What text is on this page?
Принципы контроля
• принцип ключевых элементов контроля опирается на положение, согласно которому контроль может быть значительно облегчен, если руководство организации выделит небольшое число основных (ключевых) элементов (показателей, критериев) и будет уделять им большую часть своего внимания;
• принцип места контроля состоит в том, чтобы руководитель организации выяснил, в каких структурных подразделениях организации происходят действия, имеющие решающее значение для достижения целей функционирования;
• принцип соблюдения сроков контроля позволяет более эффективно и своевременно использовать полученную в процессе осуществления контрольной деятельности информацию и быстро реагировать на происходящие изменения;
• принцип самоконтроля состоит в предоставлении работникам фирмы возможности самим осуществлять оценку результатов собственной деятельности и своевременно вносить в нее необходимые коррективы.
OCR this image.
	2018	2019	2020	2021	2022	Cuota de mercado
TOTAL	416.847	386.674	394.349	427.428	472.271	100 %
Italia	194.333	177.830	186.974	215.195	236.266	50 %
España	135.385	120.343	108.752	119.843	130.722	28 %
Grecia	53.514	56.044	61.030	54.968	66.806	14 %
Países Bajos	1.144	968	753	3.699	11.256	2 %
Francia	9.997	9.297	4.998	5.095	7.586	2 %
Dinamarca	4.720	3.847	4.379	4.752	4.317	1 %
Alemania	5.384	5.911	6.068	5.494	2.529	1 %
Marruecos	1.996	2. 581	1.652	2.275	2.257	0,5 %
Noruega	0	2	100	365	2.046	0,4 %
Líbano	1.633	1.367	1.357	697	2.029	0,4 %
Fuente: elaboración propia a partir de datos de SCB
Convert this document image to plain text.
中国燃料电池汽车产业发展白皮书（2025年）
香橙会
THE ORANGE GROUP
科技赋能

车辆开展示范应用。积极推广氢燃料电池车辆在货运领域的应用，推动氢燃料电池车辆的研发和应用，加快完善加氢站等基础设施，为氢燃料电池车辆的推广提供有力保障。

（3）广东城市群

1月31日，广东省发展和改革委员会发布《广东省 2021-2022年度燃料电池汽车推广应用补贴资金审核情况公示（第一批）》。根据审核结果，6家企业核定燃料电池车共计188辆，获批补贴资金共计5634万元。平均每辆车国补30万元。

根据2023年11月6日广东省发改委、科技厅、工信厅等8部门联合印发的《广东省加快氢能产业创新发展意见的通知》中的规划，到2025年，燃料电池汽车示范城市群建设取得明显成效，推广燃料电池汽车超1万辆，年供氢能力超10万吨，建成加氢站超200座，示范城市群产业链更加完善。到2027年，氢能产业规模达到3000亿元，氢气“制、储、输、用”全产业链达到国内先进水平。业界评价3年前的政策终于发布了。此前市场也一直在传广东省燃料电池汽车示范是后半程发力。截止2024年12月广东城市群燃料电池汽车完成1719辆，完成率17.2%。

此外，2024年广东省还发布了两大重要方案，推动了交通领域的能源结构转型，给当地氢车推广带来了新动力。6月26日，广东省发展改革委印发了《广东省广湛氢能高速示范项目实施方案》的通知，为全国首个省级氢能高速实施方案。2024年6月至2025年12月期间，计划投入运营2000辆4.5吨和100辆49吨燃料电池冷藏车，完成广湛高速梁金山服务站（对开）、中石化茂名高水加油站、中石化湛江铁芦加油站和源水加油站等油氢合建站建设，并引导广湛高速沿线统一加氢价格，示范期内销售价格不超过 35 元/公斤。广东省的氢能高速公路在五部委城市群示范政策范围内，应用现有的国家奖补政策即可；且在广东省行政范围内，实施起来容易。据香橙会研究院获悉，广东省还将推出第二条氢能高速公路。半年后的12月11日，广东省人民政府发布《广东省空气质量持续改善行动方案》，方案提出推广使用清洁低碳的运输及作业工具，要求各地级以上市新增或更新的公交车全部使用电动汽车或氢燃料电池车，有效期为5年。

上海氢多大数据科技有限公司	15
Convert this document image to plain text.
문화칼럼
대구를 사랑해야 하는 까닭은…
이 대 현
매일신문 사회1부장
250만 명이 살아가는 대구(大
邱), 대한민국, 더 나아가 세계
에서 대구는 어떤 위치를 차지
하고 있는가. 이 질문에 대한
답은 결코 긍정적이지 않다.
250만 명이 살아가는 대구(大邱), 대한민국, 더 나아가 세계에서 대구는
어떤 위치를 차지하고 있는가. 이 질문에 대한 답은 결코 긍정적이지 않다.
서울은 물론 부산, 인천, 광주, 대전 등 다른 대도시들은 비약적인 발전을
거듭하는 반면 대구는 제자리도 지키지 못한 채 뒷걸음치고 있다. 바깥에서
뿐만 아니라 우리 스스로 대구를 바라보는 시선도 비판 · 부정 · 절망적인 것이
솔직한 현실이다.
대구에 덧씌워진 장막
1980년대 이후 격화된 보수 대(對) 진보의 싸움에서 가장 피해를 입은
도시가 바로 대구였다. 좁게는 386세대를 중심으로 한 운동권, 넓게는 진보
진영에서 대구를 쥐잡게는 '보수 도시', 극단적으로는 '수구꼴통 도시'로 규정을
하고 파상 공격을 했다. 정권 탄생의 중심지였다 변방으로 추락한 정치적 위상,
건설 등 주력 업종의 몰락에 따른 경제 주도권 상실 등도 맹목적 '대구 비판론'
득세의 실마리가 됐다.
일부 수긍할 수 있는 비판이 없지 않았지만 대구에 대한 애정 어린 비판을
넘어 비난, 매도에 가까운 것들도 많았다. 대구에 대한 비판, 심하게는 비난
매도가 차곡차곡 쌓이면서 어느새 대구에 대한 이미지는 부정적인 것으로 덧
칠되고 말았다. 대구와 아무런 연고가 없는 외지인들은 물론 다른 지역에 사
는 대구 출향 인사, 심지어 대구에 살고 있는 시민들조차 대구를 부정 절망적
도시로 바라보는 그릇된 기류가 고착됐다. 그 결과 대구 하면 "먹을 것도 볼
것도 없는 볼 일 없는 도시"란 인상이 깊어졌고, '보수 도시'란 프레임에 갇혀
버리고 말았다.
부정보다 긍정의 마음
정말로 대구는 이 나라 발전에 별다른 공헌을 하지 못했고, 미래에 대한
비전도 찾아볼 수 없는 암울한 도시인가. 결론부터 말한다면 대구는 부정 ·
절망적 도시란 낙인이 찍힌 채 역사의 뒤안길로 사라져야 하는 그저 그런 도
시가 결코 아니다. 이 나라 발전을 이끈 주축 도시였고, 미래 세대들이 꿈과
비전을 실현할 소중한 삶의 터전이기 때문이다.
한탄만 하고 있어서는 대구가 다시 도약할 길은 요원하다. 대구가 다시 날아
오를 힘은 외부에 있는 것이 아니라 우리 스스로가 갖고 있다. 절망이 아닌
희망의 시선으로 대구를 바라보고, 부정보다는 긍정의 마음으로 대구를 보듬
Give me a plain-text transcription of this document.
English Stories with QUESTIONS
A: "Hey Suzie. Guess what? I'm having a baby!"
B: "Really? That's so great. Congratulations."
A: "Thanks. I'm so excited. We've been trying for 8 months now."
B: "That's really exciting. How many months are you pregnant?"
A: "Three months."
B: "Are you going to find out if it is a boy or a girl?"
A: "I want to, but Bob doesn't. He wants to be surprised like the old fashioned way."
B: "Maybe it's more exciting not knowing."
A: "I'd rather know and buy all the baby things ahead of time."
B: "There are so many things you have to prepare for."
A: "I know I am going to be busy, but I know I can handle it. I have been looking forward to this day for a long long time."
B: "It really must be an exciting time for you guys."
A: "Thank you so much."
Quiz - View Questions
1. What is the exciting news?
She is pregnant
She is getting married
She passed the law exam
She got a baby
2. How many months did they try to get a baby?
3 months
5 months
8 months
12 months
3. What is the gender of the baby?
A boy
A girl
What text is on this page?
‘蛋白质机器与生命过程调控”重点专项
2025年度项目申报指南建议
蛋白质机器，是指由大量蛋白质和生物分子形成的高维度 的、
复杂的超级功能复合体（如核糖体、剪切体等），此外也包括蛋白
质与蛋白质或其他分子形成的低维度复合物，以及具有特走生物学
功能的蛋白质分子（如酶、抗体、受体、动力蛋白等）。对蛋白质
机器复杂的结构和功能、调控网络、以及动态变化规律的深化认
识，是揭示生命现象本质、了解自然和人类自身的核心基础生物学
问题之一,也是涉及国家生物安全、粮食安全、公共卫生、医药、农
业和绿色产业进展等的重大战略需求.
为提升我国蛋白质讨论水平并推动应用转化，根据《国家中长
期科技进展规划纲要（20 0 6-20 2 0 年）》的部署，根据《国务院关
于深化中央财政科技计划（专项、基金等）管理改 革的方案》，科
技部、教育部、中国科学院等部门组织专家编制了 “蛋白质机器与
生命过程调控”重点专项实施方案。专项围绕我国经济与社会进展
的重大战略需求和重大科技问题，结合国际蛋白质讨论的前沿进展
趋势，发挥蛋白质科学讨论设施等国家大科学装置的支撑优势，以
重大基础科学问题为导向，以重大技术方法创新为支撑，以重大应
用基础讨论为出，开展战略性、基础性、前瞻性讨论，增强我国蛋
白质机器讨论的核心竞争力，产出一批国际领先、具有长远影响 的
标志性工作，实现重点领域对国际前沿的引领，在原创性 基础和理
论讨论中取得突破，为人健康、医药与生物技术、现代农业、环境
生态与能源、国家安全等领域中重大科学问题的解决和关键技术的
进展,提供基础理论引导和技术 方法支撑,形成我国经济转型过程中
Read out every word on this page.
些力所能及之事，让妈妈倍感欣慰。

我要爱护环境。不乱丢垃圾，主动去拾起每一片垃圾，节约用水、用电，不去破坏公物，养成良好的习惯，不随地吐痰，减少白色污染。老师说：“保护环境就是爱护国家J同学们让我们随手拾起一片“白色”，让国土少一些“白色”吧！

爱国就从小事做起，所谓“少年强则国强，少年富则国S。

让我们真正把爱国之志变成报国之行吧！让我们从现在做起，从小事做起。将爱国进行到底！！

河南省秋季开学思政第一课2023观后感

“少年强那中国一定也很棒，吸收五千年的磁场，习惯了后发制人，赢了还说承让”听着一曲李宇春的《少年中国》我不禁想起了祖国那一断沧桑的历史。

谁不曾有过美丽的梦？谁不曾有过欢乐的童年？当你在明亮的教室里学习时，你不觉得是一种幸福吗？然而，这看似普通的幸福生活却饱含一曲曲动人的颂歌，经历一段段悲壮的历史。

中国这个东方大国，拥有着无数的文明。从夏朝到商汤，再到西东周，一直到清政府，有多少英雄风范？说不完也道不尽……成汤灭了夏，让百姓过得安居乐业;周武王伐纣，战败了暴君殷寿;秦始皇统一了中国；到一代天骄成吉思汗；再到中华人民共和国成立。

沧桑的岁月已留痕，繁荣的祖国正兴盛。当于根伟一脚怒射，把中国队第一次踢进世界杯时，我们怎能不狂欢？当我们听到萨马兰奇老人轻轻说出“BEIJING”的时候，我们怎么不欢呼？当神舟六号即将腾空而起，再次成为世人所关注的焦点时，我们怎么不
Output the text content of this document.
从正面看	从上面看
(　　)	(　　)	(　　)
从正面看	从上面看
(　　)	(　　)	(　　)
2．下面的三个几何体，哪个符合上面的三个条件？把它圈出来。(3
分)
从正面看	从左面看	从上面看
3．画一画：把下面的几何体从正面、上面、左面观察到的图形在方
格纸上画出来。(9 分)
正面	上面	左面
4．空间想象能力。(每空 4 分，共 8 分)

======

__Exercise__
Please list every line of the records that contains "things".

__Complete output__
A: "I'd rather know and buy all the baby things ahead of time."
B: "There are so many things you have to prepare for."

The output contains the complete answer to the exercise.